Chart and figure data
------------------------------------------------------------------------
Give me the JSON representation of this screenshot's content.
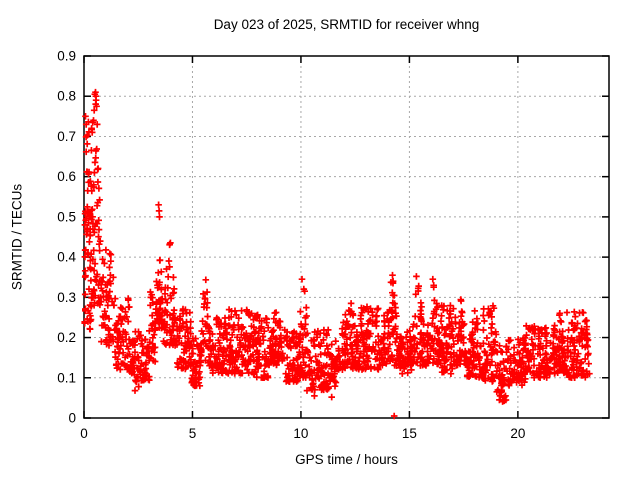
{
  "colors": {
    "marker": "#ff0000",
    "grid": "#a8a8a8",
    "axis": "#000000",
    "background": "#ffffff"
  },
  "chart_data": {
    "type": "scatter",
    "title": "Day 023 of 2025, SRMTID for receiver whng",
    "xlabel": "GPS time / hours",
    "ylabel": "SRMTID / TECUs",
    "series_name": "SRMTID",
    "marker": "plus",
    "grid": true,
    "xlim": [
      0,
      24.2
    ],
    "ylim": [
      0,
      0.9
    ],
    "x_ticks": [
      0,
      5,
      10,
      15,
      20
    ],
    "x_tick_labels": [
      "0",
      "5",
      "10",
      "15",
      "20"
    ],
    "y_ticks": [
      0,
      0.1,
      0.2,
      0.3,
      0.4,
      0.5,
      0.6,
      0.7,
      0.8,
      0.9
    ],
    "y_tick_labels": [
      "0",
      "0.1",
      "0.2",
      "0.3",
      "0.4",
      "0.5",
      "0.6",
      "0.7",
      "0.8",
      "0.9"
    ],
    "seed": 20250123,
    "envelope_segments": [
      {
        "t0": 0.03,
        "t1": 0.35,
        "lo": 0.22,
        "hi": 0.5,
        "shape": "band",
        "n": 45
      },
      {
        "t0": 0.03,
        "t1": 0.45,
        "lo": 0.5,
        "hi": 0.76,
        "shape": "band",
        "n": 30
      },
      {
        "t0": 0.35,
        "t1": 0.8,
        "lo": 0.28,
        "hi": 0.81,
        "shape": "burst",
        "peak": 0.55,
        "n": 55
      },
      {
        "t0": 0.8,
        "t1": 1.4,
        "lo": 0.18,
        "hi": 0.42,
        "shape": "band",
        "n": 55
      },
      {
        "t0": 1.4,
        "t1": 2.1,
        "lo": 0.12,
        "hi": 0.3,
        "shape": "band",
        "n": 65
      },
      {
        "t0": 2.1,
        "t1": 3.05,
        "lo": 0.09,
        "hi": 0.22,
        "shape": "band",
        "n": 85
      },
      {
        "t0": 3.05,
        "t1": 3.3,
        "lo": 0.14,
        "hi": 0.33,
        "shape": "band",
        "n": 25
      },
      {
        "t0": 3.3,
        "t1": 3.65,
        "lo": 0.22,
        "hi": 0.53,
        "shape": "burst",
        "peak": 3.45,
        "n": 40
      },
      {
        "t0": 3.65,
        "t1": 4.3,
        "lo": 0.18,
        "hi": 0.47,
        "shape": "burst",
        "peak": 3.95,
        "n": 60
      },
      {
        "t0": 4.3,
        "t1": 4.95,
        "lo": 0.12,
        "hi": 0.28,
        "shape": "band",
        "n": 60
      },
      {
        "t0": 4.95,
        "t1": 5.35,
        "lo": 0.08,
        "hi": 0.2,
        "shape": "band",
        "n": 40
      },
      {
        "t0": 5.35,
        "t1": 5.85,
        "lo": 0.13,
        "hi": 0.375,
        "shape": "burst",
        "peak": 5.6,
        "n": 50
      },
      {
        "t0": 5.85,
        "t1": 6.6,
        "lo": 0.11,
        "hi": 0.25,
        "shape": "band",
        "n": 70
      },
      {
        "t0": 6.6,
        "t1": 7.6,
        "lo": 0.11,
        "hi": 0.27,
        "shape": "band",
        "n": 95
      },
      {
        "t0": 7.6,
        "t1": 8.5,
        "lo": 0.1,
        "hi": 0.26,
        "shape": "band",
        "n": 85
      },
      {
        "t0": 8.5,
        "t1": 9.2,
        "lo": 0.13,
        "hi": 0.3,
        "shape": "burst",
        "peak": 8.9,
        "n": 70
      },
      {
        "t0": 9.2,
        "t1": 9.85,
        "lo": 0.09,
        "hi": 0.22,
        "shape": "band",
        "n": 60
      },
      {
        "t0": 9.85,
        "t1": 10.45,
        "lo": 0.1,
        "hi": 0.35,
        "shape": "burst",
        "peak": 10.1,
        "n": 60
      },
      {
        "t0": 10.45,
        "t1": 11.65,
        "lo": 0.07,
        "hi": 0.22,
        "shape": "band",
        "n": 110
      },
      {
        "t0": 11.65,
        "t1": 12.75,
        "lo": 0.12,
        "hi": 0.3,
        "shape": "burst",
        "peak": 12.25,
        "n": 105
      },
      {
        "t0": 12.75,
        "t1": 13.6,
        "lo": 0.12,
        "hi": 0.28,
        "shape": "band",
        "n": 80
      },
      {
        "t0": 13.6,
        "t1": 14.55,
        "lo": 0.13,
        "hi": 0.36,
        "shape": "burst",
        "peak": 14.2,
        "n": 90
      },
      {
        "t0": 14.55,
        "t1": 15.1,
        "lo": 0.11,
        "hi": 0.22,
        "shape": "band",
        "n": 50
      },
      {
        "t0": 15.1,
        "t1": 15.75,
        "lo": 0.13,
        "hi": 0.37,
        "shape": "burst",
        "peak": 15.35,
        "n": 65
      },
      {
        "t0": 15.75,
        "t1": 16.45,
        "lo": 0.13,
        "hi": 0.37,
        "shape": "burst",
        "peak": 16.1,
        "n": 70
      },
      {
        "t0": 16.45,
        "t1": 17.15,
        "lo": 0.11,
        "hi": 0.28,
        "shape": "band",
        "n": 65
      },
      {
        "t0": 17.15,
        "t1": 17.65,
        "lo": 0.13,
        "hi": 0.31,
        "shape": "burst",
        "peak": 17.35,
        "n": 50
      },
      {
        "t0": 17.65,
        "t1": 18.4,
        "lo": 0.1,
        "hi": 0.3,
        "shape": "burst",
        "peak": 18.0,
        "n": 70
      },
      {
        "t0": 18.4,
        "t1": 19.0,
        "lo": 0.09,
        "hi": 0.28,
        "shape": "band",
        "n": 55
      },
      {
        "t0": 19.0,
        "t1": 19.45,
        "lo": 0.04,
        "hi": 0.18,
        "shape": "band",
        "n": 40
      },
      {
        "t0": 19.45,
        "t1": 20.35,
        "lo": 0.08,
        "hi": 0.2,
        "shape": "band",
        "n": 80
      },
      {
        "t0": 20.35,
        "t1": 21.35,
        "lo": 0.1,
        "hi": 0.23,
        "shape": "band",
        "n": 90
      },
      {
        "t0": 21.35,
        "t1": 22.25,
        "lo": 0.11,
        "hi": 0.275,
        "shape": "burst",
        "peak": 21.9,
        "n": 85
      },
      {
        "t0": 22.25,
        "t1": 23.3,
        "lo": 0.1,
        "hi": 0.265,
        "shape": "band",
        "n": 100
      }
    ],
    "landmark_points": [
      [
        0.5,
        0.805
      ],
      [
        0.53,
        0.81
      ],
      [
        0.55,
        0.8
      ],
      [
        0.56,
        0.79
      ],
      [
        0.58,
        0.775
      ],
      [
        0.47,
        0.765
      ],
      [
        0.44,
        0.74
      ],
      [
        0.61,
        0.73
      ],
      [
        0.35,
        0.72
      ],
      [
        0.38,
        0.71
      ],
      [
        0.4,
        0.735
      ],
      [
        0.07,
        0.75
      ],
      [
        0.1,
        0.73
      ],
      [
        3.44,
        0.53
      ],
      [
        3.46,
        0.515
      ],
      [
        3.48,
        0.5
      ],
      [
        10.05,
        0.345
      ],
      [
        14.22,
        0.355
      ],
      [
        14.25,
        0.34
      ],
      [
        15.32,
        0.352
      ],
      [
        16.08,
        0.345
      ],
      [
        16.12,
        0.33
      ],
      [
        14.3,
        0.005
      ],
      [
        19.15,
        0.045
      ],
      [
        19.18,
        0.055
      ],
      [
        11.42,
        0.052
      ],
      [
        10.62,
        0.055
      ],
      [
        2.35,
        0.068
      ],
      [
        2.52,
        0.078
      ],
      [
        5.05,
        0.082
      ],
      [
        10.28,
        0.068
      ],
      [
        22.6,
        0.22
      ],
      [
        23.1,
        0.24
      ],
      [
        23.25,
        0.16
      ]
    ]
  }
}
------------------------------------------------------------------------
◆ **What to work on**:
Among the entries above, how many lines hold the string "SRMTID"? Respond with nothing but the number.

◆ **Reply**:
3